» **Task statement**
Transcribe every line exactly and omit anything that is a picture.
** Start of Records shown **
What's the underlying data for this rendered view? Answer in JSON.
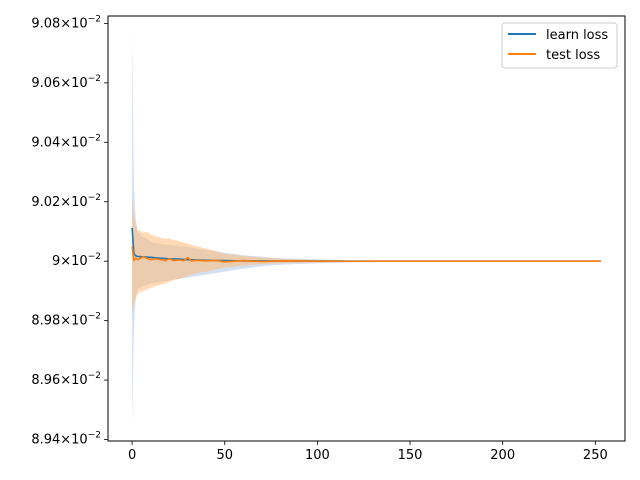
{
  "chart_data": {
    "type": "line",
    "title": "",
    "xlabel": "",
    "ylabel": "",
    "xlim": [
      -13,
      266
    ],
    "ylim": [
      0.089395,
      0.090825
    ],
    "xticks": [
      0,
      50,
      100,
      150,
      200,
      250
    ],
    "xtick_labels": [
      "0",
      "50",
      "100",
      "150",
      "200",
      "250"
    ],
    "yticks": [
      0.0894,
      0.0896,
      0.0898,
      0.09,
      0.0902,
      0.0904,
      0.0906,
      0.0908
    ],
    "ytick_labels": [
      {
        "mantissa": "8.94",
        "exp": "−2"
      },
      {
        "mantissa": "8.96",
        "exp": "−2"
      },
      {
        "mantissa": "8.98",
        "exp": "−2"
      },
      {
        "mantissa": "9",
        "exp": "−2"
      },
      {
        "mantissa": "9.02",
        "exp": "−2"
      },
      {
        "mantissa": "9.04",
        "exp": "−2"
      },
      {
        "mantissa": "9.06",
        "exp": "−2"
      },
      {
        "mantissa": "9.08",
        "exp": "−2"
      }
    ],
    "ytick_base": "10",
    "y_times": "×",
    "grid": false,
    "legend": "top-right",
    "series": [
      {
        "name": "learn loss",
        "color": "#1f77b4",
        "band_color": "#aec7e8",
        "x": [
          0,
          1,
          2,
          3,
          5,
          8,
          10,
          15,
          20,
          25,
          30,
          40,
          50,
          60,
          70,
          80,
          100,
          120,
          150,
          200,
          253
        ],
        "y": [
          0.090112,
          0.090025,
          0.090018,
          0.090016,
          0.090015,
          0.090014,
          0.090013,
          0.09001,
          0.090008,
          0.090007,
          0.090005,
          0.090003,
          0.090002,
          0.090001,
          0.0900008,
          0.0900005,
          0.0900003,
          0.0900001,
          0.09,
          0.09,
          0.09
        ],
        "upper": [
          0.090772,
          0.09025,
          0.09014,
          0.090105,
          0.090085,
          0.090075,
          0.090065,
          0.090058,
          0.090055,
          0.090052,
          0.090048,
          0.090038,
          0.090028,
          0.09002,
          0.090015,
          0.09001,
          0.090006,
          0.090003,
          0.0900015,
          0.0900005,
          0.0900002
        ],
        "lower": [
          0.089442,
          0.08978,
          0.08988,
          0.089905,
          0.089915,
          0.08992,
          0.089925,
          0.08993,
          0.089935,
          0.08994,
          0.089945,
          0.089955,
          0.089965,
          0.089975,
          0.089983,
          0.089988,
          0.089993,
          0.089996,
          0.0899985,
          0.0899995,
          0.0899998
        ]
      },
      {
        "name": "test loss",
        "color": "#ff7f0e",
        "band_color": "#ffbb78",
        "x": [
          0,
          1,
          2,
          3,
          4,
          6,
          8,
          10,
          12,
          15,
          18,
          20,
          22,
          25,
          28,
          30,
          32,
          35,
          40,
          45,
          50,
          60,
          70,
          80,
          100,
          120,
          150,
          200,
          253
        ],
        "y": [
          0.09005,
          0.090003,
          0.09001,
          0.090005,
          0.090008,
          0.090015,
          0.09001,
          0.090005,
          0.090008,
          0.090006,
          0.090002,
          0.090008,
          0.090003,
          0.090004,
          0.090002,
          0.090012,
          0.090001,
          0.090003,
          0.090001,
          0.090003,
          0.089998,
          0.090002,
          0.089999,
          0.090001,
          0.0900002,
          0.0899998,
          0.09,
          0.09,
          0.09
        ],
        "upper": [
          0.09022,
          0.09015,
          0.09012,
          0.0901,
          0.090105,
          0.090095,
          0.0901,
          0.09009,
          0.090085,
          0.09008,
          0.090075,
          0.090078,
          0.090072,
          0.090068,
          0.090062,
          0.09006,
          0.090055,
          0.09005,
          0.090042,
          0.090035,
          0.090025,
          0.090018,
          0.090012,
          0.090008,
          0.090004,
          0.0900025,
          0.0900012,
          0.0900005,
          0.0900002
        ],
        "lower": [
          0.08983,
          0.08986,
          0.089875,
          0.08989,
          0.089895,
          0.0899,
          0.089905,
          0.08991,
          0.089915,
          0.08992,
          0.089925,
          0.08993,
          0.089935,
          0.08994,
          0.089945,
          0.08995,
          0.089955,
          0.08996,
          0.089965,
          0.089972,
          0.089978,
          0.089985,
          0.08999,
          0.089993,
          0.089996,
          0.0899975,
          0.0899988,
          0.0899995,
          0.0899998
        ]
      }
    ]
  }
}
** End of Records shown **
» **Answer to the problem**
What's the underlying data for this rendered view? Answer in JSON.
{
  "chart_data": {
    "type": "line",
    "title": "",
    "xlabel": "",
    "ylabel": "",
    "xlim": [
      -13,
      266
    ],
    "ylim": [
      0.089395,
      0.090825
    ],
    "xticks": [
      0,
      50,
      100,
      150,
      200,
      250
    ],
    "xtick_labels": [
      "0",
      "50",
      "100",
      "150",
      "200",
      "250"
    ],
    "yticks": [
      0.0894,
      0.0896,
      0.0898,
      0.09,
      0.0902,
      0.0904,
      0.0906,
      0.0908
    ],
    "ytick_labels": [
      {
        "mantissa": "8.94",
        "exp": "−2"
      },
      {
        "mantissa": "8.96",
        "exp": "−2"
      },
      {
        "mantissa": "8.98",
        "exp": "−2"
      },
      {
        "mantissa": "9",
        "exp": "−2"
      },
      {
        "mantissa": "9.02",
        "exp": "−2"
      },
      {
        "mantissa": "9.04",
        "exp": "−2"
      },
      {
        "mantissa": "9.06",
        "exp": "−2"
      },
      {
        "mantissa": "9.08",
        "exp": "−2"
      }
    ],
    "ytick_base": "10",
    "y_times": "×",
    "grid": false,
    "legend": "top-right",
    "series": [
      {
        "name": "learn loss",
        "color": "#1f77b4",
        "band_color": "#aec7e8",
        "x": [
          0,
          1,
          2,
          3,
          5,
          8,
          10,
          15,
          20,
          25,
          30,
          40,
          50,
          60,
          70,
          80,
          100,
          120,
          150,
          200,
          253
        ],
        "y": [
          0.090112,
          0.090025,
          0.090018,
          0.090016,
          0.090015,
          0.090014,
          0.090013,
          0.09001,
          0.090008,
          0.090007,
          0.090005,
          0.090003,
          0.090002,
          0.090001,
          0.0900008,
          0.0900005,
          0.0900003,
          0.0900001,
          0.09,
          0.09,
          0.09
        ],
        "upper": [
          0.090772,
          0.09025,
          0.09014,
          0.090105,
          0.090085,
          0.090075,
          0.090065,
          0.090058,
          0.090055,
          0.090052,
          0.090048,
          0.090038,
          0.090028,
          0.09002,
          0.090015,
          0.09001,
          0.090006,
          0.090003,
          0.0900015,
          0.0900005,
          0.0900002
        ],
        "lower": [
          0.089442,
          0.08978,
          0.08988,
          0.089905,
          0.089915,
          0.08992,
          0.089925,
          0.08993,
          0.089935,
          0.08994,
          0.089945,
          0.089955,
          0.089965,
          0.089975,
          0.089983,
          0.089988,
          0.089993,
          0.089996,
          0.0899985,
          0.0899995,
          0.0899998
        ]
      },
      {
        "name": "test loss",
        "color": "#ff7f0e",
        "band_color": "#ffbb78",
        "x": [
          0,
          1,
          2,
          3,
          4,
          6,
          8,
          10,
          12,
          15,
          18,
          20,
          22,
          25,
          28,
          30,
          32,
          35,
          40,
          45,
          50,
          60,
          70,
          80,
          100,
          120,
          150,
          200,
          253
        ],
        "y": [
          0.09005,
          0.090003,
          0.09001,
          0.090005,
          0.090008,
          0.090015,
          0.09001,
          0.090005,
          0.090008,
          0.090006,
          0.090002,
          0.090008,
          0.090003,
          0.090004,
          0.090002,
          0.090012,
          0.090001,
          0.090003,
          0.090001,
          0.090003,
          0.089998,
          0.090002,
          0.089999,
          0.090001,
          0.0900002,
          0.0899998,
          0.09,
          0.09,
          0.09
        ],
        "upper": [
          0.09022,
          0.09015,
          0.09012,
          0.0901,
          0.090105,
          0.090095,
          0.0901,
          0.09009,
          0.090085,
          0.09008,
          0.090075,
          0.090078,
          0.090072,
          0.090068,
          0.090062,
          0.09006,
          0.090055,
          0.09005,
          0.090042,
          0.090035,
          0.090025,
          0.090018,
          0.090012,
          0.090008,
          0.090004,
          0.0900025,
          0.0900012,
          0.0900005,
          0.0900002
        ],
        "lower": [
          0.08983,
          0.08986,
          0.089875,
          0.08989,
          0.089895,
          0.0899,
          0.089905,
          0.08991,
          0.089915,
          0.08992,
          0.089925,
          0.08993,
          0.089935,
          0.08994,
          0.089945,
          0.08995,
          0.089955,
          0.08996,
          0.089965,
          0.089972,
          0.089978,
          0.089985,
          0.08999,
          0.089993,
          0.089996,
          0.0899975,
          0.0899988,
          0.0899995,
          0.0899998
        ]
      }
    ]
  }
}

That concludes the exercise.